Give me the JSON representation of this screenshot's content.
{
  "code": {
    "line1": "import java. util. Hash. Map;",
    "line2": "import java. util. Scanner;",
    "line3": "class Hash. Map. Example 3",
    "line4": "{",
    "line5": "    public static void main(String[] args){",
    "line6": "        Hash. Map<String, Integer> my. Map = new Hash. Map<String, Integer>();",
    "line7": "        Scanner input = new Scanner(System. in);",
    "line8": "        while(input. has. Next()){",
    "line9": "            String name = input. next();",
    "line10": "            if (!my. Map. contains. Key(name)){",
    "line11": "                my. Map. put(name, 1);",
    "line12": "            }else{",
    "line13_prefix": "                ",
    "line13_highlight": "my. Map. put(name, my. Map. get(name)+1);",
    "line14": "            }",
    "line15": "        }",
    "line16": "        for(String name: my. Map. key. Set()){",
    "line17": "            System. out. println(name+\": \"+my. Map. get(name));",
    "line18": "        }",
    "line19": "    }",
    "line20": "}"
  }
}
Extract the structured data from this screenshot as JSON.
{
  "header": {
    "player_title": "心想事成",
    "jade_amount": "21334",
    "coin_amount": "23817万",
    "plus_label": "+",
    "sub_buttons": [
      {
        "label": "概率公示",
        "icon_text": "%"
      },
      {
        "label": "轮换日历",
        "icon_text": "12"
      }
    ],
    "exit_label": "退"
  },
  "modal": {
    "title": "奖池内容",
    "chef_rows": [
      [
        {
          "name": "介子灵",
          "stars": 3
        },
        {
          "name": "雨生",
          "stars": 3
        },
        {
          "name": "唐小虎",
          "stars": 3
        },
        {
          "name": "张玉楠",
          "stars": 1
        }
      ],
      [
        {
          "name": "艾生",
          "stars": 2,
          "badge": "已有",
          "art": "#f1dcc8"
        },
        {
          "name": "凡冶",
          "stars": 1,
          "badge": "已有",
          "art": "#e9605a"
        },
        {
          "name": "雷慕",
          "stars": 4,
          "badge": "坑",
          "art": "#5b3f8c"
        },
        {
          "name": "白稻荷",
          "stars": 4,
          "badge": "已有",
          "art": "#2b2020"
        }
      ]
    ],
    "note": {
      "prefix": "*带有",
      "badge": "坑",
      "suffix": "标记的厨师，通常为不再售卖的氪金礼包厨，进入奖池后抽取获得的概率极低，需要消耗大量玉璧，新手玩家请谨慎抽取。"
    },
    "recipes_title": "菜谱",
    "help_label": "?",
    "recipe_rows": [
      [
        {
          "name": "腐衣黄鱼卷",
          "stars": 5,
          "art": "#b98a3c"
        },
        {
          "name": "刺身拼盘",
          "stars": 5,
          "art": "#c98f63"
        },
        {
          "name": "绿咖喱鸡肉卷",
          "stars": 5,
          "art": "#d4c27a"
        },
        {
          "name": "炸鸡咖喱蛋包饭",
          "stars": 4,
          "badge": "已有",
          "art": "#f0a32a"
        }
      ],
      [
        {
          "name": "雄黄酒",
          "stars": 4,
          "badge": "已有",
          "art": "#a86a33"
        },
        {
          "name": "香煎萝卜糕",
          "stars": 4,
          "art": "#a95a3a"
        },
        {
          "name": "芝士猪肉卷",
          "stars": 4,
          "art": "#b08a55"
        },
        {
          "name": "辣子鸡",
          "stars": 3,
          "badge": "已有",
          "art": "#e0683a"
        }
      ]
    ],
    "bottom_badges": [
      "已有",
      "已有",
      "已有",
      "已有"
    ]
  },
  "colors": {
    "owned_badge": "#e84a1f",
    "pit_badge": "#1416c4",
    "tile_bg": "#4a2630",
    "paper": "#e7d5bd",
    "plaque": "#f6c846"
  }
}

^^^^^^^^

_TO BE DONE_
Extract the listing in its entirety, matching it exactly.

_FULL ANSWER_
Give me the JSON representation of this screenshot's content.
{
  "code": {
    "line1": "import java. util. Hash. Map;",
    "line2": "import java. util. Scanner;",
    "line3": "class Hash. Map. Example 3",
    "line4": "{",
    "line5": "    public static void main(String[] args){",
    "line6": "        Hash. Map<String, Integer> my. Map = new Hash. Map<String, Integer>();",
    "line7": "        Scanner input = new Scanner(System. in);",
    "line8": "        while(input. has. Next()){",
    "line9": "            String name = input. next();",
    "line10": "            if (!my. Map. contains. Key(name)){",
    "line11": "                my. Map. put(name, 1);",
    "line12": "            }else{",
    "line13_prefix": "                ",
    "line13_highlight": "my. Map. put(name, my. Map. get(name)+1);",
    "line14": "            }",
    "line15": "        }",
    "line16": "        for(String name: my. Map. key. Set()){",
    "line17": "            System. out. println(name+\": \"+my. Map. get(name));",
    "line18": "        }",
    "line19": "    }",
    "line20": "}"
  }
}
Extract the structured data from this screenshot as JSON.
{
  "header": {
    "player_title": "心想事成",
    "jade_amount": "21334",
    "coin_amount": "23817万",
    "plus_label": "+",
    "sub_buttons": [
      {
        "label": "概率公示",
        "icon_text": "%"
      },
      {
        "label": "轮换日历",
        "icon_text": "12"
      }
    ],
    "exit_label": "退"
  },
  "modal": {
    "title": "奖池内容",
    "chef_rows": [
      [
        {
          "name": "介子灵",
          "stars": 3
        },
        {
          "name": "雨生",
          "stars": 3
        },
        {
          "name": "唐小虎",
          "stars": 3
        },
        {
          "name": "张玉楠",
          "stars": 1
        }
      ],
      [
        {
          "name": "艾生",
          "stars": 2,
          "badge": "已有",
          "art": "#f1dcc8"
        },
        {
          "name": "凡冶",
          "stars": 1,
          "badge": "已有",
          "art": "#e9605a"
        },
        {
          "name": "雷慕",
          "stars": 4,
          "badge": "坑",
          "art": "#5b3f8c"
        },
        {
          "name": "白稻荷",
          "stars": 4,
          "badge": "已有",
          "art": "#2b2020"
        }
      ]
    ],
    "note": {
      "prefix": "*带有",
      "badge": "坑",
      "suffix": "标记的厨师，通常为不再售卖的氪金礼包厨，进入奖池后抽取获得的概率极低，需要消耗大量玉璧，新手玩家请谨慎抽取。"
    },
    "recipes_title": "菜谱",
    "help_label": "?",
    "recipe_rows": [
      [
        {
          "name": "腐衣黄鱼卷",
          "stars": 5,
          "art": "#b98a3c"
        },
        {
          "name": "刺身拼盘",
          "stars": 5,
          "art": "#c98f63"
        },
        {
          "name": "绿咖喱鸡肉卷",
          "stars": 5,
          "art": "#d4c27a"
        },
        {
          "name": "炸鸡咖喱蛋包饭",
          "stars": 4,
          "badge": "已有",
          "art": "#f0a32a"
        }
      ],
      [
        {
          "name": "雄黄酒",
          "stars": 4,
          "badge": "已有",
          "art": "#a86a33"
        },
        {
          "name": "香煎萝卜糕",
          "stars": 4,
          "art": "#a95a3a"
        },
        {
          "name": "芝士猪肉卷",
          "stars": 4,
          "art": "#b08a55"
        },
        {
          "name": "辣子鸡",
          "stars": 3,
          "badge": "已有",
          "art": "#e0683a"
        }
      ]
    ],
    "bottom_badges": [
      "已有",
      "已有",
      "已有",
      "已有"
    ]
  },
  "colors": {
    "owned_badge": "#e84a1f",
    "pit_badge": "#1416c4",
    "tile_bg": "#4a2630",
    "paper": "#e7d5bd",
    "plaque": "#f6c846"
  }
}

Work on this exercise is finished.